Your objective ::
Gather all lines in the entries below that include the word "flowers".

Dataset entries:

_ _ _ _ _ _ _

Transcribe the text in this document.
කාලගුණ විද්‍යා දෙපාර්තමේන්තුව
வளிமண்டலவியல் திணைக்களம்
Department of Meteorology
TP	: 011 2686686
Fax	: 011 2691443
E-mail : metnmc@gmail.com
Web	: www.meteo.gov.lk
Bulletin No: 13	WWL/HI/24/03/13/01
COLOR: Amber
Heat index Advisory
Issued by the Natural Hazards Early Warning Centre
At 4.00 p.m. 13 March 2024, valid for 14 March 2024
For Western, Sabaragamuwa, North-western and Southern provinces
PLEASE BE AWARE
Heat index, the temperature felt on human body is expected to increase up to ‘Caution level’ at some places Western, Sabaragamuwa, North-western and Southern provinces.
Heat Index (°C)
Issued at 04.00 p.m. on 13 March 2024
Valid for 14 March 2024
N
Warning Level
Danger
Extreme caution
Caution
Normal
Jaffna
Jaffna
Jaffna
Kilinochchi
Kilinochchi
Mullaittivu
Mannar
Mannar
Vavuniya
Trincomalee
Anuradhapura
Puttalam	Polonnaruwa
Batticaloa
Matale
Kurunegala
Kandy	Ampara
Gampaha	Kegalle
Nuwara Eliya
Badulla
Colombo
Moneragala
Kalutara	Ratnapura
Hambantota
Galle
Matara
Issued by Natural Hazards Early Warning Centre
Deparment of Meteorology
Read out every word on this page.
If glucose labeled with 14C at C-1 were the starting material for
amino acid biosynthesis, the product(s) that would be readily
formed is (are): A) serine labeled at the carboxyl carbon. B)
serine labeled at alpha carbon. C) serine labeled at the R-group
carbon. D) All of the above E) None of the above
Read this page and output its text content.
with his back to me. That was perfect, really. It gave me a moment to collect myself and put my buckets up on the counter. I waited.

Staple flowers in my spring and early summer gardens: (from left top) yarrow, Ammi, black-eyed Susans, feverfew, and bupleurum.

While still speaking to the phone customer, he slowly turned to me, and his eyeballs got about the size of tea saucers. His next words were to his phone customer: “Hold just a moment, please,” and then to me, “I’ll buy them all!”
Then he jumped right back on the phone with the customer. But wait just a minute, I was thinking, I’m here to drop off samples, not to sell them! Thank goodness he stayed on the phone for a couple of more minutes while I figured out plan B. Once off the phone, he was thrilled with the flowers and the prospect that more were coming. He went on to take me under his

_ _ _ _ _ _ _

Task output ::
Staple flowers in my spring and early summer gardens: (from left top) yarrow, Ammi, black-eyed Susans, feverfew, and bupleurum.
Then he jumped right back on the phone with the customer. But wait just a minute, I was thinking, I’m here to drop off samples, not to sell them! Thank goodness he stayed on the phone for a couple of more minutes while I figured out plan B. Once off the phone, he was thrilled with the flowers and the prospect that more were coming. He went on to take me under his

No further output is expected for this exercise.